Bereitgestellter Text:

Tag 10 – Heimreise

Montag, 24. April

Hallo,

gestern ging’s wieder zurück.
Reisetechnisch war es prima, erzähltechnisch ein Totalausfall. Es wäre hilfreich gewesen, wenn wir zumindest den Bus verpasst hätten. Nach dem morgendlichen Schlendern aus unserer Unterkunft erreichten wir einen früheren Bus.
Mit uns zusammen fuhren Maria und Ferdinand. Neidisch lauschten wir ihrem Bericht. Die zwei hatten auf ihrer Rückreise bereits einiges erlebt. Sie waren mit dem ersten Zug aus Pompeji aufgebrochen und ordentlich verspätet in Neapel angekommen. Diesen Bus, von dessen Pünktlichkeit sie keineswegs überzeugt waren, hatten sie gerade noch erwischt. Am Flughafen hatten sie lächerlich wenig Zeit, um einzuchecken. Nervös blickten sie immer wieder auf ihre Uhren.

Aufgabenbeschreibung: Mit welchem Zug brachen Maria und Ferdinand laut dem Reisebericht zur Heimreise aus Pompeji auf?

Vorliegende Auflistung:
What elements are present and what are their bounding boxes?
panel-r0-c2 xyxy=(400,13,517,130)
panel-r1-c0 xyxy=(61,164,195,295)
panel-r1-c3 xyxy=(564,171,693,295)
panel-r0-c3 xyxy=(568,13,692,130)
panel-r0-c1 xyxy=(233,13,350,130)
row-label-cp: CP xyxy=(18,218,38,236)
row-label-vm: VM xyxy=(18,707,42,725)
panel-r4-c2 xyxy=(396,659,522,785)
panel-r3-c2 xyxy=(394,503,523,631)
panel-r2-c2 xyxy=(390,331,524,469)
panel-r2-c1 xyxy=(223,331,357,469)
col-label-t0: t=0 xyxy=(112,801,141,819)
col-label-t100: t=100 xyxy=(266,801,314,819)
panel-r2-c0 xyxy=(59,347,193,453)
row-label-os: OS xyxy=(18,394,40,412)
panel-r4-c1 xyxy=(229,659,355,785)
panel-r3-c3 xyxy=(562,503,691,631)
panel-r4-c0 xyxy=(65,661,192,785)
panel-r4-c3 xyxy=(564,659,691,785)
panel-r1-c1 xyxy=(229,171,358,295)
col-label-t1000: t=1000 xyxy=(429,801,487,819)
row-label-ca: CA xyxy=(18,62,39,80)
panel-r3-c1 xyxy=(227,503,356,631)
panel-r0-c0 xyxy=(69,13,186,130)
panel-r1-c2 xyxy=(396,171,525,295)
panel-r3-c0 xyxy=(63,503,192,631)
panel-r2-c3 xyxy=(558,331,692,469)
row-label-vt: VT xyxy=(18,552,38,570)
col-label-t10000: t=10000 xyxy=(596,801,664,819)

Vollständige Antwort: Mit dem ersten Zug.